Edit the listing from its first line through the line that has "tab-bar: Main Schedule", replacing "Send Feedback" with "Submit Feedback" and leaving everything else unchanged.

-- start INPUT DATA --

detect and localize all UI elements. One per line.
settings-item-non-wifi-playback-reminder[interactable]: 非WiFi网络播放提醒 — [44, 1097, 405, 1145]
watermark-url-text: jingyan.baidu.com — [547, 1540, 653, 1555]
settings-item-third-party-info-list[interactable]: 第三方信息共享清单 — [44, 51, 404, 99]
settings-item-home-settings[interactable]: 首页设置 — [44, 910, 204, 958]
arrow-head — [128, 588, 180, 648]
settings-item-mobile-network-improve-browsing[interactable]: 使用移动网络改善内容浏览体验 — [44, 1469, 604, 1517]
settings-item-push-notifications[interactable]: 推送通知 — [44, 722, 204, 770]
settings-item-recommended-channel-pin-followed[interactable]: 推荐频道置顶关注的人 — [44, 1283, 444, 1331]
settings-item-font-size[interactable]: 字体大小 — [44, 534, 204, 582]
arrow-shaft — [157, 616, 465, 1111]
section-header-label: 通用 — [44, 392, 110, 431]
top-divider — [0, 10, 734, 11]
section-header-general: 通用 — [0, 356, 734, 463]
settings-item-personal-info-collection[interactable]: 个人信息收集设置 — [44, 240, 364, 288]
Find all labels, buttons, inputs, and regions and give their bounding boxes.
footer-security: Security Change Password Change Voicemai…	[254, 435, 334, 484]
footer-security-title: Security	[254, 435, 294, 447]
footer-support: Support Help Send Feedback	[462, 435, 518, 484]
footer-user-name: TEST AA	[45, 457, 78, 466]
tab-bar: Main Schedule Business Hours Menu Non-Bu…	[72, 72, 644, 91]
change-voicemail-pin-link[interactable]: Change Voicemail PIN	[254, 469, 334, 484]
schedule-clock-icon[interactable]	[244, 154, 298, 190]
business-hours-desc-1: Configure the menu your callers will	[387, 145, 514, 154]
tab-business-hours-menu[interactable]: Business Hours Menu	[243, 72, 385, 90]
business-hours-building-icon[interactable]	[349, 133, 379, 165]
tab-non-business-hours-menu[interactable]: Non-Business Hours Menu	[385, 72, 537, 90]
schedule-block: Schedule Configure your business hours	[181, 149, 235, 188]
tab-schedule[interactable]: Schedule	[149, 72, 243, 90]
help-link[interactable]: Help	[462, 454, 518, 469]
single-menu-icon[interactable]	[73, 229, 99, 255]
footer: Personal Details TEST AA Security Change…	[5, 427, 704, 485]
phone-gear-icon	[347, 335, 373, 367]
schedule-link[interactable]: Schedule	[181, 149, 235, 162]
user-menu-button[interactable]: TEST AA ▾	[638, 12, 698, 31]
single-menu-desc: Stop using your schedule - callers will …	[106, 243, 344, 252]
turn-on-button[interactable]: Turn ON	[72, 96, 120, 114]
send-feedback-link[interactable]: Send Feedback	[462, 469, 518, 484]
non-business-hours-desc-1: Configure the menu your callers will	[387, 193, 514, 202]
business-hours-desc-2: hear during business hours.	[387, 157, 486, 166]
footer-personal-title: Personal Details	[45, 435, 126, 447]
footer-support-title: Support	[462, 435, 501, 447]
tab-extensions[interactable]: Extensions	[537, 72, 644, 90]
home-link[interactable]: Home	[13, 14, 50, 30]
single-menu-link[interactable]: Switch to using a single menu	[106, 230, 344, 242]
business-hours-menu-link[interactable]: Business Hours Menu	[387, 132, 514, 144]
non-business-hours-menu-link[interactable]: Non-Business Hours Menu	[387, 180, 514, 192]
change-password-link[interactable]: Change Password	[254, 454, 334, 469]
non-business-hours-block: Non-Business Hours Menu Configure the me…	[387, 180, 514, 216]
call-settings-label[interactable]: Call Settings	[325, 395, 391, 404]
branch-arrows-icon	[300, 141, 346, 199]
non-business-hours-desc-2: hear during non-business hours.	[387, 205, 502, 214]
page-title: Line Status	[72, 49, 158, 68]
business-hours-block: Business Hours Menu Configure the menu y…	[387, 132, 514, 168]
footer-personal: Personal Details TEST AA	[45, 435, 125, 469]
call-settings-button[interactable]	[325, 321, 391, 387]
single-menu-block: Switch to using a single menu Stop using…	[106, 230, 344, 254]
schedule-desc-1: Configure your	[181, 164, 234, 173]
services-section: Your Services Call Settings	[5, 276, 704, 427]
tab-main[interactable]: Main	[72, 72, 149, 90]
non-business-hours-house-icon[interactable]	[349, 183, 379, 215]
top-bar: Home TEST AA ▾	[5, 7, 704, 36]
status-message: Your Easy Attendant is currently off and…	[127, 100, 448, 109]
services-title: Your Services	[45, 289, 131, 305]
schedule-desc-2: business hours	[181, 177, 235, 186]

-- end INPUT DATA --

#### [RIGHT ANSWER]
detect and localize all UI elements. One per line.
settings-item-non-wifi-playback-reminder[interactable]: 非WiFi网络播放提醒 — [44, 1097, 405, 1145]
watermark-url-text: jingyan.baidu.com — [547, 1540, 653, 1555]
settings-item-third-party-info-list[interactable]: 第三方信息共享清单 — [44, 51, 404, 99]
settings-item-home-settings[interactable]: 首页设置 — [44, 910, 204, 958]
arrow-head — [128, 588, 180, 648]
settings-item-mobile-network-improve-browsing[interactable]: 使用移动网络改善内容浏览体验 — [44, 1469, 604, 1517]
settings-item-push-notifications[interactable]: 推送通知 — [44, 722, 204, 770]
settings-item-recommended-channel-pin-followed[interactable]: 推荐频道置顶关注的人 — [44, 1283, 444, 1331]
settings-item-font-size[interactable]: 字体大小 — [44, 534, 204, 582]
arrow-shaft — [157, 616, 465, 1111]
section-header-label: 通用 — [44, 392, 110, 431]
top-divider — [0, 10, 734, 11]
section-header-general: 通用 — [0, 356, 734, 463]
settings-item-personal-info-collection[interactable]: 个人信息收集设置 — [44, 240, 364, 288]
Find all labels, buttons, inputs, and regions and give their bounding boxes.
footer-security: Security Change Password Change Voicemai…	[254, 435, 334, 484]
footer-security-title: Security	[254, 435, 294, 447]
footer-support: Support Help Submit Feedback	[462, 435, 518, 484]
footer-user-name: TEST AA	[45, 457, 78, 466]
tab-bar: Main Schedule Business Hours Menu Non-Bu…	[72, 72, 644, 91]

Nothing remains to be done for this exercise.